Stored data
▶

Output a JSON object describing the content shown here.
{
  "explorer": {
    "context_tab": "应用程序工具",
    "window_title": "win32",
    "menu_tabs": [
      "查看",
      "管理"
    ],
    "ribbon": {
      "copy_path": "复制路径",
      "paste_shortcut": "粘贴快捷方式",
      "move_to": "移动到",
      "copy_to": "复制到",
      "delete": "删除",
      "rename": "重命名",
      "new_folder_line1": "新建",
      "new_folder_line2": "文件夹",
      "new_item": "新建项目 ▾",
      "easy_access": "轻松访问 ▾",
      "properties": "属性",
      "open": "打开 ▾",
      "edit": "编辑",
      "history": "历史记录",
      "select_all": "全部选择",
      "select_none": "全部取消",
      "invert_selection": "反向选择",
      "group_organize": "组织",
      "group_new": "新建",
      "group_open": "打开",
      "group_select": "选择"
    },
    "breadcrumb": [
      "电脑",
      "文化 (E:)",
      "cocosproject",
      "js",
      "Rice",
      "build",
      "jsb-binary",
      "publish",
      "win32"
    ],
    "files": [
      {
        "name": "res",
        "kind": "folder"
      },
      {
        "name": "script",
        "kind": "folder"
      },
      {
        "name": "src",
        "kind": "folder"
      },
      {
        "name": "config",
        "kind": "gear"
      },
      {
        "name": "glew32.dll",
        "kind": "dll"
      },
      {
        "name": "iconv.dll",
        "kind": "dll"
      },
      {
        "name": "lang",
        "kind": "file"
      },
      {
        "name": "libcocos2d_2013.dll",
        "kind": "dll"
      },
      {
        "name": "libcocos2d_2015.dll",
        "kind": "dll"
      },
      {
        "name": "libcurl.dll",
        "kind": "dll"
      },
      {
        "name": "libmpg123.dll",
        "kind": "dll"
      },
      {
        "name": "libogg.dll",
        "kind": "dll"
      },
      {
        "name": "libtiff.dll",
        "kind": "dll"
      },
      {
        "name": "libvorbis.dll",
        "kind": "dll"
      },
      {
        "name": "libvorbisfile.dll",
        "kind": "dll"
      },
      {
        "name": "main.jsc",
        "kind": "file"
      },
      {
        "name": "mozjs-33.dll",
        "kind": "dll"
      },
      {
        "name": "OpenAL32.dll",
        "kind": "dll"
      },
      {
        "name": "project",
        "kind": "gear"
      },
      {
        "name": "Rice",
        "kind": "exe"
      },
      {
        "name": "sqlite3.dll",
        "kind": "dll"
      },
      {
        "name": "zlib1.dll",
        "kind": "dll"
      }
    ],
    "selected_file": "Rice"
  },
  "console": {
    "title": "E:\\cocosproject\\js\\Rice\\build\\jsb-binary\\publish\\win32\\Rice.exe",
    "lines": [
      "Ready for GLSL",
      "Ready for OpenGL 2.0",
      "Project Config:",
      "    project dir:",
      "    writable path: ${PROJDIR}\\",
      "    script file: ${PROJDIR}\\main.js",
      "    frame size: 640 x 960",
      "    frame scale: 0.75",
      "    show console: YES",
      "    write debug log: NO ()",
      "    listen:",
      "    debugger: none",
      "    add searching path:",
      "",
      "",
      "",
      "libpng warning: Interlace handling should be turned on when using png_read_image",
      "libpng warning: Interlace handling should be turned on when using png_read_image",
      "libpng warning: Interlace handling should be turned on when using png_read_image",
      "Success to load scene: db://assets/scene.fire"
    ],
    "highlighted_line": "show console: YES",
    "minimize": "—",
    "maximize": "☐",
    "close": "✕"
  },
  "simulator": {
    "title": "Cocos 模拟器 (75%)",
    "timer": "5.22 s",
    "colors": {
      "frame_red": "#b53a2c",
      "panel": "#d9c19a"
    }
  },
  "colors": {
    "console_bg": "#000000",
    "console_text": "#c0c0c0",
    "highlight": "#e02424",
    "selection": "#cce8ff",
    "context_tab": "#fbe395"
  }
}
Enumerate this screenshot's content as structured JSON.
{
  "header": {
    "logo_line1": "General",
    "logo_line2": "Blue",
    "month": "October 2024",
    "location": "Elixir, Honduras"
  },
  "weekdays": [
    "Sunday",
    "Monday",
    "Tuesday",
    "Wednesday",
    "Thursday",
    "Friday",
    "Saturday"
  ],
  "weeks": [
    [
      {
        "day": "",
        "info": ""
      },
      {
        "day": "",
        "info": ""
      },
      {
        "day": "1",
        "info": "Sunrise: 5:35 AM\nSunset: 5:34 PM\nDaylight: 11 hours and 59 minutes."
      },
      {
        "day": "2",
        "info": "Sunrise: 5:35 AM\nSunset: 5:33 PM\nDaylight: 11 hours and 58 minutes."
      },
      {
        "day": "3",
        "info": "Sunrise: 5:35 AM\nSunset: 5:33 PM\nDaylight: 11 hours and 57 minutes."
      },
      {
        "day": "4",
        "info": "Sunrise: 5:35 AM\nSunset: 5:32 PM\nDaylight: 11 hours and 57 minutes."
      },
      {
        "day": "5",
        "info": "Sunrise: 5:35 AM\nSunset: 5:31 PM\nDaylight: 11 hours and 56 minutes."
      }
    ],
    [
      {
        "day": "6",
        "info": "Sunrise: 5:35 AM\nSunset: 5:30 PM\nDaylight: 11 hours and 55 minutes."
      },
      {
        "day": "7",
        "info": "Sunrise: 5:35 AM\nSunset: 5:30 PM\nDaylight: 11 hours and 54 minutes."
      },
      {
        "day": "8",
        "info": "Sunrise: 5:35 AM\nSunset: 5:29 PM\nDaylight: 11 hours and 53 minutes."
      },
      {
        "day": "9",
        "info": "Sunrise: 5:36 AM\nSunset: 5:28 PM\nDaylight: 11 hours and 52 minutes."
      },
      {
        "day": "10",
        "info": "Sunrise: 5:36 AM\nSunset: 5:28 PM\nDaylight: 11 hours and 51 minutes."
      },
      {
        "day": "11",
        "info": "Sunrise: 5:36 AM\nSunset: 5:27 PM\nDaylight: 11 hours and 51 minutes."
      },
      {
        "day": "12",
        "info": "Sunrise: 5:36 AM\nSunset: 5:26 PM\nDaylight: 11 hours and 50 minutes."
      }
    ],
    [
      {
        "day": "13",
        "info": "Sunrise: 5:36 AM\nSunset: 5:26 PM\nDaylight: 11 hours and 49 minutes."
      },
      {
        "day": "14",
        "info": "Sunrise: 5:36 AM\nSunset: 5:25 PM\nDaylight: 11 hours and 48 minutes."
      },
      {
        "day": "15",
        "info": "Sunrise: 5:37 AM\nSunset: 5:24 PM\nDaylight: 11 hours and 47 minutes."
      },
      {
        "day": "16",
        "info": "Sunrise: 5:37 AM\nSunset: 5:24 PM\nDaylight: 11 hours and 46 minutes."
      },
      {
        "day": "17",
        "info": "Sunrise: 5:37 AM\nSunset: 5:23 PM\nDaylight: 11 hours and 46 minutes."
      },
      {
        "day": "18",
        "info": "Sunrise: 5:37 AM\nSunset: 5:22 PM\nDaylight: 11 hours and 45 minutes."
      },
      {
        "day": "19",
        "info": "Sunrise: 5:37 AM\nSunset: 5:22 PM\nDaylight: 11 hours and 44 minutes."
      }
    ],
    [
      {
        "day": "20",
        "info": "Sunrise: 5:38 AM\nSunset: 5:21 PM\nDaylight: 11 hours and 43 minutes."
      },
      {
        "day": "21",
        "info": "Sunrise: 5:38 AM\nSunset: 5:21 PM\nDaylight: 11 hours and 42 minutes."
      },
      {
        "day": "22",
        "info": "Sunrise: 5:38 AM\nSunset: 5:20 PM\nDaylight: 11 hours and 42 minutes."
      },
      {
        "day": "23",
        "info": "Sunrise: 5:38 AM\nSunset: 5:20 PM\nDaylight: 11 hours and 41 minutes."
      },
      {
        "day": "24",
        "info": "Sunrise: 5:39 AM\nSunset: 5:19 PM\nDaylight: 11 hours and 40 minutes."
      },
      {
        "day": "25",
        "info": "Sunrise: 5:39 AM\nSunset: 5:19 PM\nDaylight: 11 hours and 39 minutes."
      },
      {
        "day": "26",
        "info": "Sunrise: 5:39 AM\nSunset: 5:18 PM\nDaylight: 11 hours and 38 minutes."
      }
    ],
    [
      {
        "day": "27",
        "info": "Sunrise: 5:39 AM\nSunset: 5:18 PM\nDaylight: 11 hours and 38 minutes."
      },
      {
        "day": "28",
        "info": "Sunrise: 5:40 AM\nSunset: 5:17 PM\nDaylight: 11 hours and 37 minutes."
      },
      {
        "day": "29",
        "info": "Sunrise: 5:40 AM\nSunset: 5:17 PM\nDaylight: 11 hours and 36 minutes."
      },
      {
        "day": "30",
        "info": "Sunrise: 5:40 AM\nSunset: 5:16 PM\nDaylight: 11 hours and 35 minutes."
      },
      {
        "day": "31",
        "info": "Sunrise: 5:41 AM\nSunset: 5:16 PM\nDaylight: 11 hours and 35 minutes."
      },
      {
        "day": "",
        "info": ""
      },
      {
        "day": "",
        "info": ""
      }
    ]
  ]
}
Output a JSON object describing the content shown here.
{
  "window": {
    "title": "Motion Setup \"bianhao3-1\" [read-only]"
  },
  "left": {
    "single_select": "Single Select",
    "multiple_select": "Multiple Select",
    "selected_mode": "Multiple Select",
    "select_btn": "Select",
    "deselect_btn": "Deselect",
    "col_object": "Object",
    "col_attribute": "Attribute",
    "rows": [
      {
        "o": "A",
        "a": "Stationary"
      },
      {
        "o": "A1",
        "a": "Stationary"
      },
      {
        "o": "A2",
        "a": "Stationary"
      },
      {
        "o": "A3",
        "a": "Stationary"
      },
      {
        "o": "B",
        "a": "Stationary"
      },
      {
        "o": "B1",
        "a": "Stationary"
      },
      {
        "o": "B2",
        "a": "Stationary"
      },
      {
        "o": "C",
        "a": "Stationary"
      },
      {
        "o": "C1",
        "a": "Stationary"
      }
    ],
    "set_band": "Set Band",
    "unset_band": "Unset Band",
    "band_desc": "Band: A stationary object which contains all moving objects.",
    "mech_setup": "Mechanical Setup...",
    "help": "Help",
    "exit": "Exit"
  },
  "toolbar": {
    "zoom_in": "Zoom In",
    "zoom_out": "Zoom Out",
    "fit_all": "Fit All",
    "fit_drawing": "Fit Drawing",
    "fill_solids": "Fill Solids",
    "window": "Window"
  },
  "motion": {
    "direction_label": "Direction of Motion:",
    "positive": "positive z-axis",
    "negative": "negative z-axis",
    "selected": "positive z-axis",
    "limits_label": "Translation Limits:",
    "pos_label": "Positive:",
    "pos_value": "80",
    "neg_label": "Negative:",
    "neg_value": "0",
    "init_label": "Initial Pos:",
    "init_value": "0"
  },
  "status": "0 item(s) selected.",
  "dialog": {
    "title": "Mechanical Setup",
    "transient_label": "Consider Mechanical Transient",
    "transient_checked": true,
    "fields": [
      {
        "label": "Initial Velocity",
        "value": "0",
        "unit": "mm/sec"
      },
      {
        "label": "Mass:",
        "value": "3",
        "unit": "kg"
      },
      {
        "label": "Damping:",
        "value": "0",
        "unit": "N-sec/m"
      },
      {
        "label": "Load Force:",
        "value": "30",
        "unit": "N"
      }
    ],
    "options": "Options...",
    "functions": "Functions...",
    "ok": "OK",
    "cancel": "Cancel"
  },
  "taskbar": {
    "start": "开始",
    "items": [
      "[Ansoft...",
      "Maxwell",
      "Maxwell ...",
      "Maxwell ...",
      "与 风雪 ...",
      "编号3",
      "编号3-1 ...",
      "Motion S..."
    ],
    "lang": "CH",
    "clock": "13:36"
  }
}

◀

*PROMPT*: Find all lines with "main" in them and copy each one.

*EXERCISE RESULT*:
        "name": "main.jsc",
      "    script file: ${PROJDIR}\\main.js",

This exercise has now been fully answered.